--- PROBLEM TO WORK ON ---
Using the data below, gather each line that includes the word "مطولا".

** begin **

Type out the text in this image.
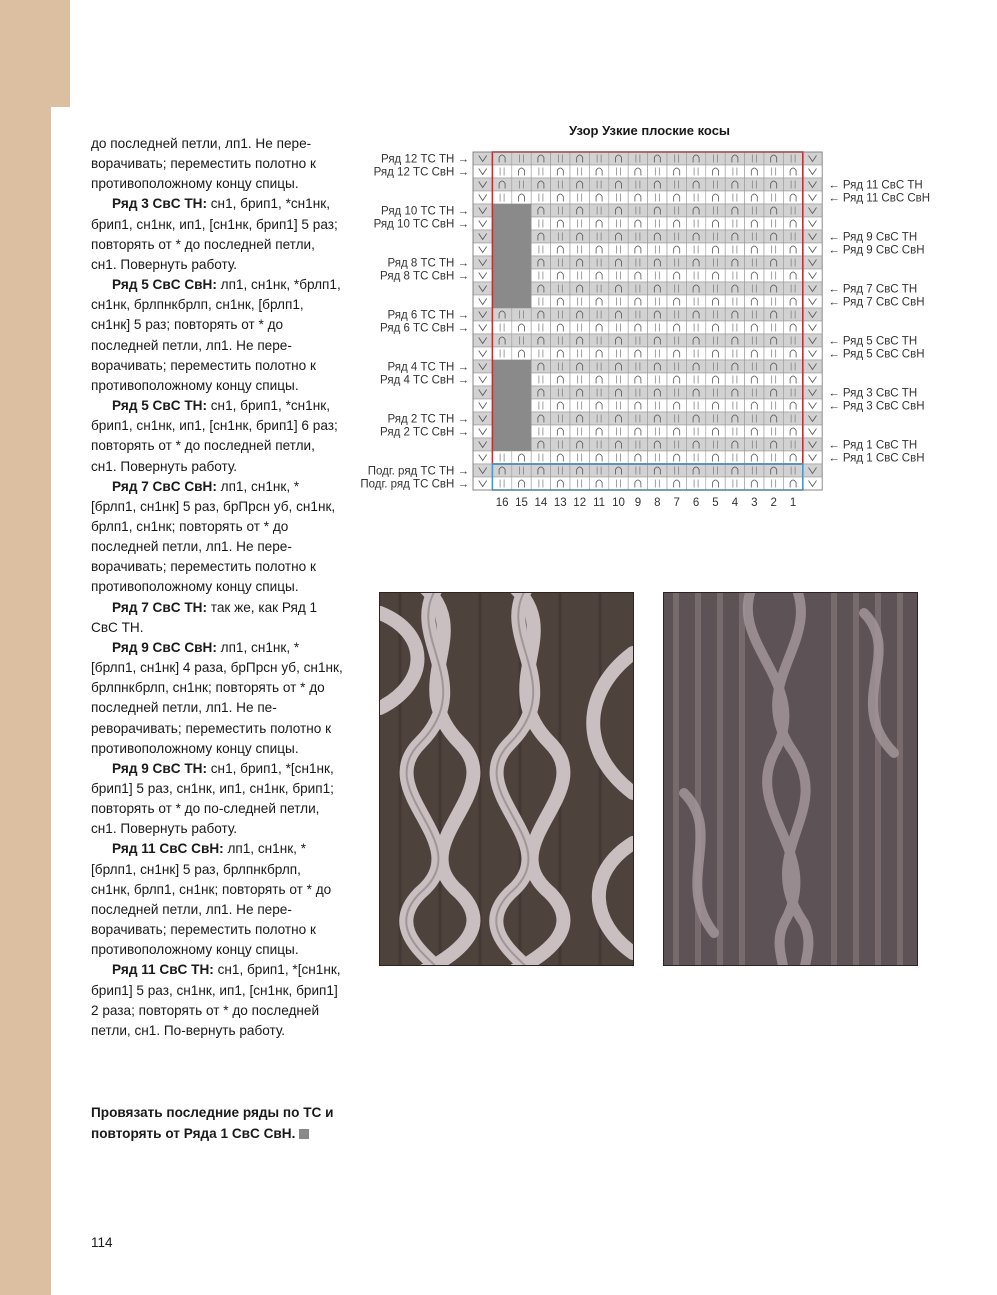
до последней петли, лп1. Не пере-ворачивать; переместить полотно к противоположному концу спицы.

Ряд 3 СвС ТН: сн1, брип1, *сн1нк, брип1, сн1нк, ип1, [сн1нк, брип1] 5 раз; повторять от * до последней петли, сн1. Повернуть работу.

Ряд 5 СвС СвН: лп1, сн1нк, *брлп1, сн1нк, брлпнкбрлп, сн1нк, [брлп1, сн1нк] 5 раз; повторять от * до последней петли, лп1. Не пере-ворачивать; переместить полотно к противоположному концу спицы.

Ряд 5 СвС ТН: сн1, брип1, *сн1нк, брип1, сн1нк, ип1, [сн1нк, брип1] 6 раз; повторять от * до последней петли, сн1. Повернуть работу.

Ряд 7 СвС СвН: лп1, сн1нк, *[брлп1, сн1нк] 5 раз, брПрсн уб, сн1нк, брлп1, сн1нк; повторять от * до последней петли, лп1. Не пере-ворачивать; переместить полотно к противоположному концу спицы.

Ряд 7 СвС ТН: так же, как Ряд 1 СвС ТН.

Ряд 9 СвС СвН: лп1, сн1нк, *[брлп1, сн1нк] 4 раза, брПрсн уб, сн1нк, брлпнкбрлп, сн1нк; повторять от * до последней петли, лп1. Не пе-реворачивать; переместить полотно к противоположному концу спицы.

Ряд 9 СвС ТН: сн1, брип1, *[сн1нк, брип1] 5 раз, сн1нк, ип1, сн1нк, брип1; повторять от * до по-следней петли, сн1. Повернуть работу.

Ряд 11 СвС СвН: лп1, сн1нк, *[брлп1, сн1нк] 5 раз, брлпнкбрлп, сн1нк, брлп1, сн1нк; повторять от * до последней петли, лп1. Не пере-ворачивать; переместить полотно к противоположному концу спицы.

Ряд 11 СвС ТН: сн1, брип1, *[сн1нк, брип1] 5 раз, сн1нк, ип1, [сн1нк, брип1] 2 раза; повторять от * до последней петли, сн1. По-вернуть работу.

Провязать последние ряды по ТС и повторять от Ряда 1 СвС СвН.
114
Узор Узкие плоские косы
Ряд 12 ТС ТН →
Ряд 12 ТС СвН →
Ряд 10 ТС ТН →
Ряд 10 ТС СвН →
Ряд 8 ТС ТН →
Ряд 8 ТС СвН →
Ряд 6 ТС ТН →
Ряд 6 ТС СвН →
Ряд 4 ТС ТН →
Ряд 4 ТС СвН →
Ряд 2 ТС ТН →
Ряд 2 ТС СвН →
Подг. ряд ТС ТН →
Подг. ряд ТС СвН →
← Ряд 11 СвС ТН
← Ряд 11 СвС СвН
← Ряд 9 СвС ТН
← Ряд 9 СвС СвН
← Ряд 7 СвС ТН
← Ряд 7 СвС СвН
← Ряд 5 СвС ТН
← Ряд 5 СвС СвН
← Ряд 3 СвС ТН
← Ряд 3 СвС СвН
← Ряд 1 СвС ТН
← Ряд 1 СвС СвН
16 15 14 13 12 11 10 9 8 7 6 5 4 3 2 1
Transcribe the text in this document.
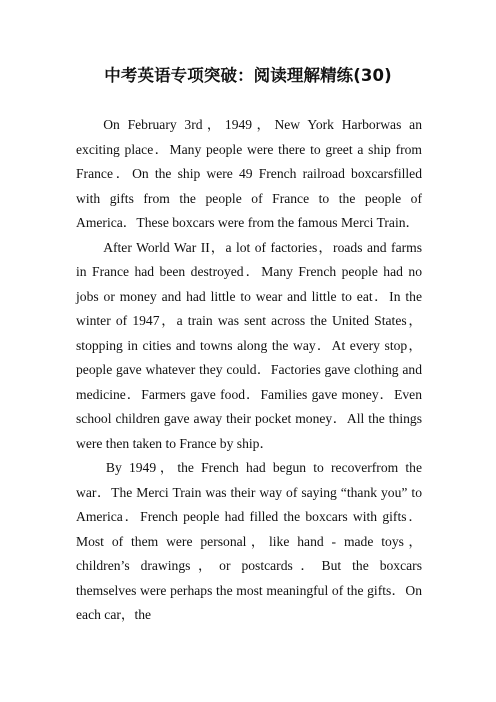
中考英语专项突破：阅读理解精练(30)

On February 3rd，1949，New York Harborwas an exciting place．Many people were there to greet a ship from France．On the ship were 49 French railroad boxcarsfilled with gifts from the people of France to the people of America．These boxcars were from the famous Merci Train．

After World War II，a lot of factories，roads and farms in France had been destroyed．Many French people had no jobs or money and had little to wear and little to eat．In the winter of 1947，a train was sent across the United States，stopping in cities and towns along the way．At every stop，people gave whatever they could．Factories gave clothing and medicine．Farmers gave food．Families gave money．Even school children gave away their pocket money．All the things were then taken to France by ship．

By 1949，the French had begun to recoverfrom the war．The Merci Train was their way of saying “thank you” to America．French people had filled the boxcars with gifts．Most of them were personal，like hand - made toys，children’s drawings，or postcards．But the boxcars themselves were perhaps the most meaningful of the gifts．On each car，the
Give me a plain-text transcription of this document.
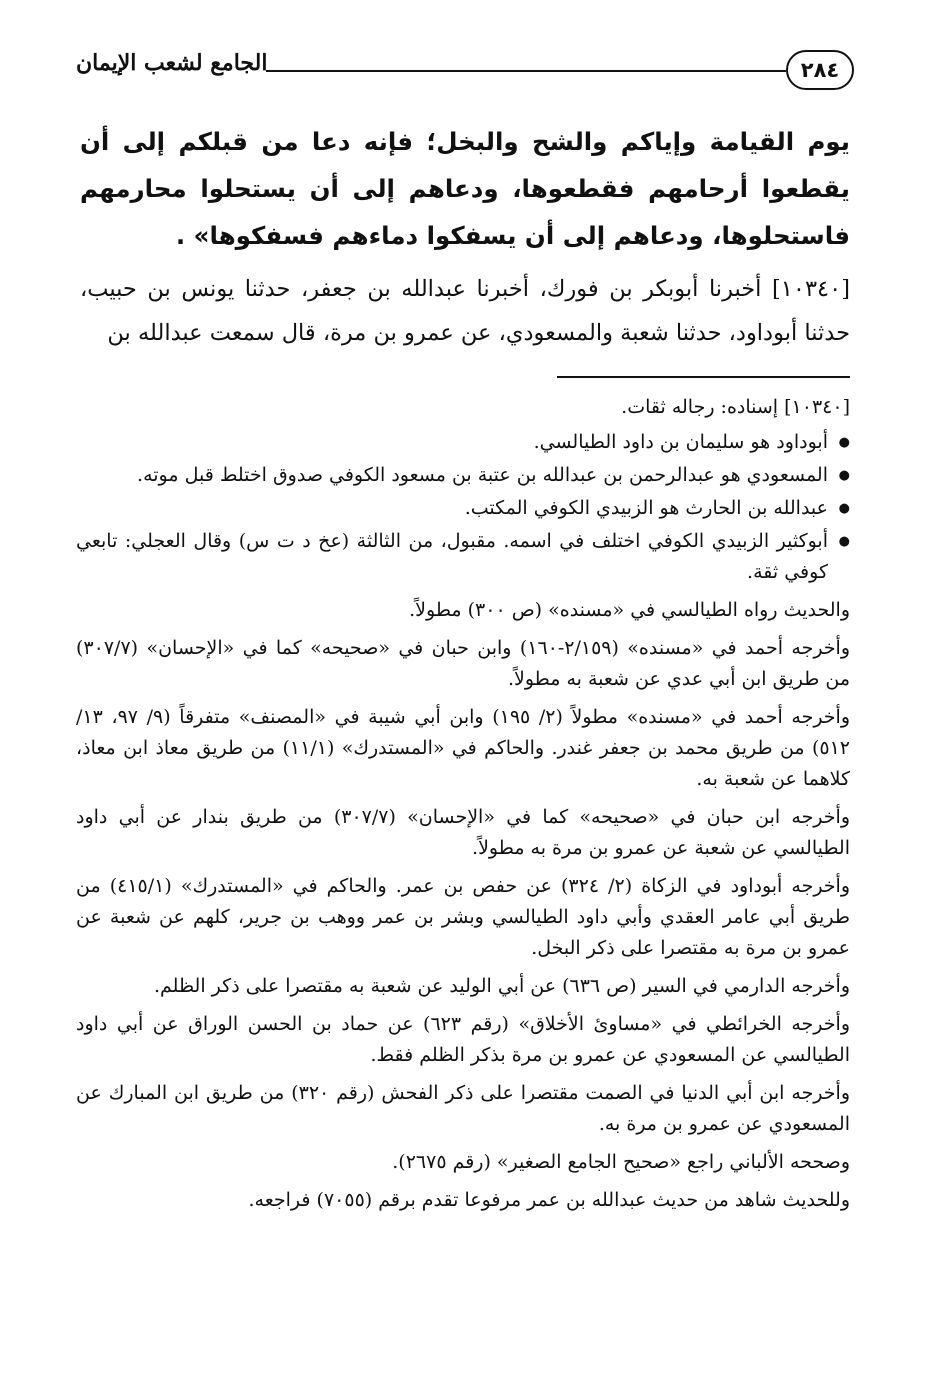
٢٨٤
الجامع لشعب الإيمان

يوم القيامة وإياكم والشح والبخل؛ فإنه دعا من قبلكم إلى أن يقطعوا أرحامهم فقطعوها، ودعاهم إلى أن يستحلوا محارمهم فاستحلوها، ودعاهم إلى أن يسفكوا دماءهم فسفكوها» .

[١٠٣٤٠] أخبرنا أبوبكر بن فورك، أخبرنا عبدالله بن جعفر، حدثنا يونس بن حبيب، حدثنا أبوداود، حدثنا شعبة والمسعودي، عن عمرو بن مرة، قال سمعت عبدالله بن

[١٠٣٤٠] إسناده: رجاله ثقات.

● أبوداود هو سليمان بن داود الطيالسي.

● المسعودي هو عبدالرحمن بن عبدالله بن عتبة بن مسعود الكوفي صدوق اختلط قبل موته.

● عبدالله بن الحارث هو الزبيدي الكوفي المكتب.

● أبوكثير الزبيدي الكوفي اختلف في اسمه. مقبول، من الثالثة (عخ د ت س) وقال العجلي: تابعي كوفي ثقة.

والحديث رواه الطيالسي في «مسنده» (ص ٣٠٠) مطولاً.

وأخرجه أحمد في «مسنده» (٢/١٥٩-١٦٠) وابن حبان في «صحيحه» كما في «الإحسان» (٣٠٧/٧) من طريق ابن أبي عدي عن شعبة به مطولاً.

وأخرجه أحمد في «مسنده» مطولاً (٢/ ١٩٥) وابن أبي شيبة في «المصنف» متفرقاً (٩/ ٩٧، ١٣/ ٥١٢) من طريق محمد بن جعفر غندر. والحاكم في «المستدرك» (١١/١) من طريق معاذ ابن معاذ، كلاهما عن شعبة به.

وأخرجه ابن حبان في «صحيحه» كما في «الإحسان» (٣٠٧/٧) من طريق بندار عن أبي داود الطيالسي عن شعبة عن عمرو بن مرة به مطولاً.

وأخرجه أبوداود في الزكاة (٢/ ٣٢٤) عن حفص بن عمر. والحاكم في «المستدرك» (٤١٥/١) من طريق أبي عامر العقدي وأبي داود الطيالسي وبشر بن عمر ووهب بن جرير، كلهم عن شعبة عن عمرو بن مرة به مقتصرا على ذكر البخل.

وأخرجه الدارمي في السير (ص ٦٣٦) عن أبي الوليد عن شعبة به مقتصرا على ذكر الظلم.

وأخرجه الخرائطي في «مساوئ الأخلاق» (رقم ٦٢٣) عن حماد بن الحسن الوراق عن أبي داود الطيالسي عن المسعودي عن عمرو بن مرة بذكر الظلم فقط.

وأخرجه ابن أبي الدنيا في الصمت مقتصرا على ذكر الفحش (رقم ٣٢٠) من طريق ابن المبارك عن المسعودي عن عمرو بن مرة به.

وصححه الألباني راجع «صحيح الجامع الصغير» (رقم ٢٦٧٥).

وللحديث شاهد من حديث عبدالله بن عمر مرفوعا تقدم برقم (٧٠٥٥) فراجعه.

** end **

--- RESULT ---
والحديث رواه الطيالسي في «مسنده» (ص ٣٠٠) مطولاً.
وأخرجه أحمد في «مسنده» (٢/١٥٩-١٦٠) وابن حبان في «صحيحه» كما في «الإحسان» (٣٠٧/٧) من طريق ابن أبي عدي عن شعبة به مطولاً.
وأخرجه أحمد في «مسنده» مطولاً (٢/ ١٩٥) وابن أبي شيبة في «المصنف» متفرقاً (٩/ ٩٧، ١٣/ ٥١٢) من طريق محمد بن جعفر غندر. والحاكم في «المستدرك» (١١/١) من طريق معاذ ابن معاذ، كلاهما عن شعبة به.
وأخرجه ابن حبان في «صحيحه» كما في «الإحسان» (٣٠٧/٧) من طريق بندار عن أبي داود الطيالسي عن شعبة عن عمرو بن مرة به مطولاً.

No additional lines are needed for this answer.